GIVEN REQUEST 1: Which dishes does the cookware post say were attempted?
GIVEN REQUEST 2:
Answer each question from the cookware post:
(a) What brand was the stainless steel saute pan used for the flank steak?
(b) What happened to the bacon when it was removed from the pan?
(c) Which two kinds of pans other than nonstick does the post say give bad results?

TEXT SHOWN:
>>>>
Hey all, I need your help. No matter what I do, I seem to use the wrong pan for the wrong dish. Can you all tell me what kind of pan I should be using for what dish?

For example, yesterday I tried making bacon in a Le Creuset enameled cast iron skillet. It was a disaster; the bacon stuck to the pan and ended up in pieces when I tried to remove it from the pan.

The other day, I tried making a stir fry in a stainless steel All Clad work; another disaster: the bottom of the wok burned my ingredients, they got stuck (even though I used lots of oil) and the work had to be soaked and sprayed with Easy Off for days for the black stuff to come off.

Last week I tried to sear a flank steak; used a stainless steel saute pan (Cuisinart). It had a spice rub. The spices on the steak burned so bad I am surprised I didn't have to call the fire dept. from all the smoke. The steak did not really sear. It was more like burned spices, and undercooked steak.

I am trying not to rely on nonstick pans, but it seems like every time I try to use something OTHER THAN nonstick (stainless steel or cast iron), the results TOTALLY SUCK.
<<<<
RECORDED DATA:
>>>>
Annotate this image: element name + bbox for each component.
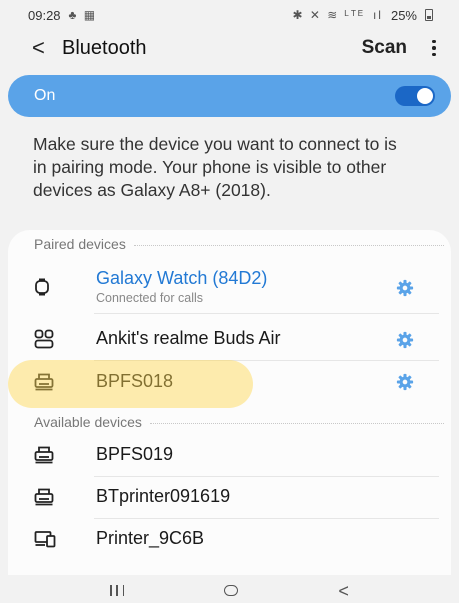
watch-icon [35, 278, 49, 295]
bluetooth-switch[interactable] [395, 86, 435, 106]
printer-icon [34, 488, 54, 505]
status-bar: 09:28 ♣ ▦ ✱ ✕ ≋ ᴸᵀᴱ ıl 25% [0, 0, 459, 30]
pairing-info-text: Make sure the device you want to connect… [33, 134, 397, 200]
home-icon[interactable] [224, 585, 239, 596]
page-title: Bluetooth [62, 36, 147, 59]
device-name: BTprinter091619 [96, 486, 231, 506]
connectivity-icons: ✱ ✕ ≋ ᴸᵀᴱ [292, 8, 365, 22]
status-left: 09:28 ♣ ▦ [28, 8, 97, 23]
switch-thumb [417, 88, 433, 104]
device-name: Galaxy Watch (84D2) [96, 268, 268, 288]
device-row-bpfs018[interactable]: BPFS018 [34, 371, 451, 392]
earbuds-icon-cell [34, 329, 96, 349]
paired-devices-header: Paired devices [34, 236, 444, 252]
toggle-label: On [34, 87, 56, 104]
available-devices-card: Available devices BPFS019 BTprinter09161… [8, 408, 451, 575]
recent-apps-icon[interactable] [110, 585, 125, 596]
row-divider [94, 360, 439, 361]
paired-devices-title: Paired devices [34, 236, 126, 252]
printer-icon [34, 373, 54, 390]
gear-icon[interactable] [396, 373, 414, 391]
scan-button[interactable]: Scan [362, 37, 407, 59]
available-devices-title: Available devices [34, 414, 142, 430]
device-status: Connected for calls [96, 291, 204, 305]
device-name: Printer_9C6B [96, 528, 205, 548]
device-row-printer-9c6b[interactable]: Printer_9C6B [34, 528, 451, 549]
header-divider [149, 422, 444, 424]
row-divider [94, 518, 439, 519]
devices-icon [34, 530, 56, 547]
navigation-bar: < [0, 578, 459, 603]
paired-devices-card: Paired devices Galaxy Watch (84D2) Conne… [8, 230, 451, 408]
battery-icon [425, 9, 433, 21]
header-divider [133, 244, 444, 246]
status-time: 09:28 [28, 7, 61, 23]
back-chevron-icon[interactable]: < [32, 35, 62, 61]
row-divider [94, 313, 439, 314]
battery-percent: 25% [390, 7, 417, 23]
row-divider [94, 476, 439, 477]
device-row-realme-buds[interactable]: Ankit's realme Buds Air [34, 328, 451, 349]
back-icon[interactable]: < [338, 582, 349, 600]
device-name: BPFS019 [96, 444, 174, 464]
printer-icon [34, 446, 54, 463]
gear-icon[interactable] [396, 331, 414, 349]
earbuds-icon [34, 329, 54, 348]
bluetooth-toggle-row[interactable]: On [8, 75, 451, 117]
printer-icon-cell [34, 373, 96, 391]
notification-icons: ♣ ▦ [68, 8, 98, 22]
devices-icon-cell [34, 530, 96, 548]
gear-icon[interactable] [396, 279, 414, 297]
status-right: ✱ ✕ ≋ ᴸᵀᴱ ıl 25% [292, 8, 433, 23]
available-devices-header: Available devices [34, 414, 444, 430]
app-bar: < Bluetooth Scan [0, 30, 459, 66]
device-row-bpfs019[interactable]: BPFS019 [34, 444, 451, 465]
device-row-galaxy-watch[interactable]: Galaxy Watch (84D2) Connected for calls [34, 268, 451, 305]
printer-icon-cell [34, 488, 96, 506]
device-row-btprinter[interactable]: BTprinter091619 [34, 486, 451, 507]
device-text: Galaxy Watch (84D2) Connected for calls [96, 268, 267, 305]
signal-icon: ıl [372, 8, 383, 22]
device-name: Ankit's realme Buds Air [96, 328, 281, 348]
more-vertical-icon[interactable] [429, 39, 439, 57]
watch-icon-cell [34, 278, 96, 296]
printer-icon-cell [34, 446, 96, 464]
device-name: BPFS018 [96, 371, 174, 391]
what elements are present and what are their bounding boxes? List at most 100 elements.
<<<<
WORKED SOLUTION 1: Bacon, a stir fry, and a flank steak with a spice rub.

WORKED SOLUTION 2:
(a) Cuisinart.
(b) It ended up in pieces.
(c) Stainless steel and cast iron.